Provided information:
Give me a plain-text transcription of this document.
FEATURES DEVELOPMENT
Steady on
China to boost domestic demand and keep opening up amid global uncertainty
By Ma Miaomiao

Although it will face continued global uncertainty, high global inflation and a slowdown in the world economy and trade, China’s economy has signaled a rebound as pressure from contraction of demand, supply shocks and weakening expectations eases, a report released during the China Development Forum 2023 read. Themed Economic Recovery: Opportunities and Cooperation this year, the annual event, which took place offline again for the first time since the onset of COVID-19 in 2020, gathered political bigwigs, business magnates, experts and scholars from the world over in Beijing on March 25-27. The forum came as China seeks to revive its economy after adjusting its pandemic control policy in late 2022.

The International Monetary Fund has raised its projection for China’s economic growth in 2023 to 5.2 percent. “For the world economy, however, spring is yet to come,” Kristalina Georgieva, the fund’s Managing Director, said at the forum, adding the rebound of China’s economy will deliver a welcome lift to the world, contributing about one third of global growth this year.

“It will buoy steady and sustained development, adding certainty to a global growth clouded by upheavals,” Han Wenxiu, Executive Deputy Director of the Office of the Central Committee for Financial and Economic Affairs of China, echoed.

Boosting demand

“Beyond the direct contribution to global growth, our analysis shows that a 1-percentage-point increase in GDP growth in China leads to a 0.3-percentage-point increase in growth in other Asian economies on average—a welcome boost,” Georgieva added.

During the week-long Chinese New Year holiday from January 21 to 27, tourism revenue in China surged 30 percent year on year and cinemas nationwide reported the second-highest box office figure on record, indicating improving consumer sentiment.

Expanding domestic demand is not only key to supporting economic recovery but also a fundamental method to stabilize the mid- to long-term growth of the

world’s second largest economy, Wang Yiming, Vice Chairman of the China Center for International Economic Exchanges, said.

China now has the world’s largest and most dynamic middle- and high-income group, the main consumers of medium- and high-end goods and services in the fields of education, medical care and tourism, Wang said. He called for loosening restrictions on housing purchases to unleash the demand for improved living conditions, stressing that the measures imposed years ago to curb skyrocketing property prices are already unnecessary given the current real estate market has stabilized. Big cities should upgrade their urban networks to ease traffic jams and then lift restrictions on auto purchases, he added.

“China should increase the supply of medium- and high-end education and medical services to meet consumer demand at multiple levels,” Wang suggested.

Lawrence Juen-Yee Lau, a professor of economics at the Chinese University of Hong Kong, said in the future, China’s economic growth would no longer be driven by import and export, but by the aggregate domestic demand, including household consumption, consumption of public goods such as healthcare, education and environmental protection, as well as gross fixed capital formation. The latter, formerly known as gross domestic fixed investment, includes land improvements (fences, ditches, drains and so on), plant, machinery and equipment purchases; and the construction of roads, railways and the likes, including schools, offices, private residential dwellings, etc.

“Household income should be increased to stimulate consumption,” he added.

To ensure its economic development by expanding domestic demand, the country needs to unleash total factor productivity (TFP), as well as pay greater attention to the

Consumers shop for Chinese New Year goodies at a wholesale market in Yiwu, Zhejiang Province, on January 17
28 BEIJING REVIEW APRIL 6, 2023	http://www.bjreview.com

Problem description: Go through the listing above and locate each line that holds the word "market". Copy those lines.

The completed task:
China now has the world’s largest and most dynamic middle- and high-income group, the main consumers of medium- and high-end goods and services in the fields of education, medical care and tourism, Wang said. He called for loosening restrictions on housing purchases to unleash the demand for improved living conditions, stressing that the measures imposed years ago to curb skyrocketing property prices are already unnecessary given the current real estate market has stabilized. Big cities should upgrade their urban networks to ease traffic jams and then lift restrictions on auto purchases, he added.
Consumers shop for Chinese New Year goodies at a wholesale market in Yiwu, Zhejiang Province, on January 17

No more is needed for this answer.